Scan the data below and pick out the lines containing the word "values".

[Records from a data source]
Start

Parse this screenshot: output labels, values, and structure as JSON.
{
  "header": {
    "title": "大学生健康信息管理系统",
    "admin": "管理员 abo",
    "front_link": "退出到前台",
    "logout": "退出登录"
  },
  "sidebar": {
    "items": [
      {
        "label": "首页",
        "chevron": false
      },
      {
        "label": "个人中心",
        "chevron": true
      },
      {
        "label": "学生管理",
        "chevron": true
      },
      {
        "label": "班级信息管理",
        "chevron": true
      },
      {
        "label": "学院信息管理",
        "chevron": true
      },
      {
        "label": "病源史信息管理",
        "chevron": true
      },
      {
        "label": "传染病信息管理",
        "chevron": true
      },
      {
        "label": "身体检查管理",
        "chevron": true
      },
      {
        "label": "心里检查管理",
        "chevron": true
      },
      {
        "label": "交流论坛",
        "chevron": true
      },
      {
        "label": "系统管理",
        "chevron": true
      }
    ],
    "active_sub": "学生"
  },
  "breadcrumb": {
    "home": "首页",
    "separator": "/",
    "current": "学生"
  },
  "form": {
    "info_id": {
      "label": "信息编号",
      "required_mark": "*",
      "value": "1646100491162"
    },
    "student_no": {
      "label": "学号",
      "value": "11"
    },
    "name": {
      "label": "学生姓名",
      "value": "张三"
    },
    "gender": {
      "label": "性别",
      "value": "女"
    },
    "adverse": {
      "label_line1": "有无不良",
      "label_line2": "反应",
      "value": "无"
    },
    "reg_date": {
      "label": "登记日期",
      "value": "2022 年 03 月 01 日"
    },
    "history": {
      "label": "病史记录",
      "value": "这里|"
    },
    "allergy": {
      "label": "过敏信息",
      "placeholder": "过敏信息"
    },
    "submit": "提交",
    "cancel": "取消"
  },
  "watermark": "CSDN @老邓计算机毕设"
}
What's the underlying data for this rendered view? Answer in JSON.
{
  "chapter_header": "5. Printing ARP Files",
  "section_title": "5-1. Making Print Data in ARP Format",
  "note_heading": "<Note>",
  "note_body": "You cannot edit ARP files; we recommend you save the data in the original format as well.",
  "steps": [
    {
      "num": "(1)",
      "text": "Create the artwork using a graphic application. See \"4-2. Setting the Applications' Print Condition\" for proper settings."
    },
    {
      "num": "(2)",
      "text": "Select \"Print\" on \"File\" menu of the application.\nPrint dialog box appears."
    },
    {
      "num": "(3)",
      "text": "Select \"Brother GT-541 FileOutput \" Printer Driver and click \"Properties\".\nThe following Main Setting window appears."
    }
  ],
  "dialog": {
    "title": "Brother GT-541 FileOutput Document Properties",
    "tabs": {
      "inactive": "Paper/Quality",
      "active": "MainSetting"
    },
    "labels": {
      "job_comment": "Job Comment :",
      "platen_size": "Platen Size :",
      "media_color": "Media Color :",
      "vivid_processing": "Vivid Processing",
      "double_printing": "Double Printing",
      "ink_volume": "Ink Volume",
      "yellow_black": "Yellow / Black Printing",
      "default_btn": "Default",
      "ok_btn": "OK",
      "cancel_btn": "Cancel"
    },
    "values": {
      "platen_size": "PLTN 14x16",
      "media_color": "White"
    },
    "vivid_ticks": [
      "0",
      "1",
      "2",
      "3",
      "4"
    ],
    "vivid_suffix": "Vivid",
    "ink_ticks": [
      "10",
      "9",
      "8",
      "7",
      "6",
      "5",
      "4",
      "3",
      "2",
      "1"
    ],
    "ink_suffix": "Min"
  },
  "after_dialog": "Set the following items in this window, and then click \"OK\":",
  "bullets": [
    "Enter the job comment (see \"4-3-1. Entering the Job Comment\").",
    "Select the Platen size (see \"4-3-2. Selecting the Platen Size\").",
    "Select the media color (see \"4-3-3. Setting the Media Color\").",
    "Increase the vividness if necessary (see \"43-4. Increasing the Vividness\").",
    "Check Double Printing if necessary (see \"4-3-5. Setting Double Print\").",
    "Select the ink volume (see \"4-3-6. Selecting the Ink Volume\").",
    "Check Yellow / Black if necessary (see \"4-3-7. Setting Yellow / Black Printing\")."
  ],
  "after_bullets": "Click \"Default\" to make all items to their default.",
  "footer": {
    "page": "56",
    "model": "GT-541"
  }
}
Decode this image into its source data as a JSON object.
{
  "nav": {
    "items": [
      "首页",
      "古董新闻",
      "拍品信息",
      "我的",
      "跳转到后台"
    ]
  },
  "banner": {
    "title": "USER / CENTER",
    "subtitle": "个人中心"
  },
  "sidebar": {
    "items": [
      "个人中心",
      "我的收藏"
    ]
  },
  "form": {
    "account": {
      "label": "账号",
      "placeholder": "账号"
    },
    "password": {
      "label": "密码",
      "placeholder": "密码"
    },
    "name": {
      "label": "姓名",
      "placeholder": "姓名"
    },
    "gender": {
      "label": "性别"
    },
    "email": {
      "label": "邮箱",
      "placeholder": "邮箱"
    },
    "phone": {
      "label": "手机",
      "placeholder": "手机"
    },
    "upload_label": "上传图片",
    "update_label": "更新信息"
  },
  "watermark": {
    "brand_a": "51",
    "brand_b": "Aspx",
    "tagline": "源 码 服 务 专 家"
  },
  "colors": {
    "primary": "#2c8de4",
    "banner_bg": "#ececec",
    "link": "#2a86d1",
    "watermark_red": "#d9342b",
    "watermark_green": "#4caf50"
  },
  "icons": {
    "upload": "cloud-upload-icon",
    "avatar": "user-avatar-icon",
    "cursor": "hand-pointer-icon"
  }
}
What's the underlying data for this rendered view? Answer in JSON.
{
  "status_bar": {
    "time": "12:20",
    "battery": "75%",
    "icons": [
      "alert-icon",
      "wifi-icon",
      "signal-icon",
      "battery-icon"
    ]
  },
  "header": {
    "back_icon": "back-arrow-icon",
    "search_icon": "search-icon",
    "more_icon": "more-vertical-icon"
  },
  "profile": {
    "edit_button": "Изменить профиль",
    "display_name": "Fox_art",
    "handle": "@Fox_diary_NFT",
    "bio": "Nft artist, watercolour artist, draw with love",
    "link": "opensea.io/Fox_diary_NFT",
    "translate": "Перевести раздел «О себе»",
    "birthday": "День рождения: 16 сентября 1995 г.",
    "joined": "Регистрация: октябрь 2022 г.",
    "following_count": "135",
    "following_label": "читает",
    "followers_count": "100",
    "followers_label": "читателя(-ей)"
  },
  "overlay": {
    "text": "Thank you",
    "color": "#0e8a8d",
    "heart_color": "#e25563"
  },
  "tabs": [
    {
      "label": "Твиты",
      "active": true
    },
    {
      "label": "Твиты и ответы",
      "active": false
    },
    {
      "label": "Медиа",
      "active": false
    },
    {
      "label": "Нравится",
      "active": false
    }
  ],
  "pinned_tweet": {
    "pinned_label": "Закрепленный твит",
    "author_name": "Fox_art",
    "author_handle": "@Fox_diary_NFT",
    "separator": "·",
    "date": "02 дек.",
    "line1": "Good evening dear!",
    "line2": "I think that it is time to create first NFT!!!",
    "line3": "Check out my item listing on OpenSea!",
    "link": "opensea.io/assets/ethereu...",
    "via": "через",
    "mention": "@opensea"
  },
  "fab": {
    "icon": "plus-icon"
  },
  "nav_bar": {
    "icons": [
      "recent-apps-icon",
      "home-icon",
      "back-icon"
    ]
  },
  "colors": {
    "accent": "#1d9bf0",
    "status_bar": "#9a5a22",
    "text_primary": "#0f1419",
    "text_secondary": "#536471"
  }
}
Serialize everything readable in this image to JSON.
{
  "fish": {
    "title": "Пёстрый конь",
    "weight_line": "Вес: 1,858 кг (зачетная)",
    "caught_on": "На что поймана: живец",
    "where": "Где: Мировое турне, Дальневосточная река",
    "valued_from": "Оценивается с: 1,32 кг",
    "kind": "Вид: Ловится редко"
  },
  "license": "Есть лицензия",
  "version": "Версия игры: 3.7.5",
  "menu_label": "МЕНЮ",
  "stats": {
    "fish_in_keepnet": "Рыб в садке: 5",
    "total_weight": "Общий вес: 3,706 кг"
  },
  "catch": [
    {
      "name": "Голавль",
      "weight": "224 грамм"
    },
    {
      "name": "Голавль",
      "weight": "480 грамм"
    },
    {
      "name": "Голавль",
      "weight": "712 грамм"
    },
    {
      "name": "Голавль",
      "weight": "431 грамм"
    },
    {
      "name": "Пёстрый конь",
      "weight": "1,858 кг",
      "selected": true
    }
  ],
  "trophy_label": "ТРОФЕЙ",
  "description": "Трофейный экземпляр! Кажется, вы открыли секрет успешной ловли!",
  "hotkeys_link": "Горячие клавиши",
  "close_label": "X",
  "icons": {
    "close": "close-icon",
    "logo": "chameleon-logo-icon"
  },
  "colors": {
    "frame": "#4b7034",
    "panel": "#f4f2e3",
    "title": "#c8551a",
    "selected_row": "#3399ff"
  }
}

End

(Task answer):
Parse this screenshot: output labels, values, and structure as JSON.
    "values": {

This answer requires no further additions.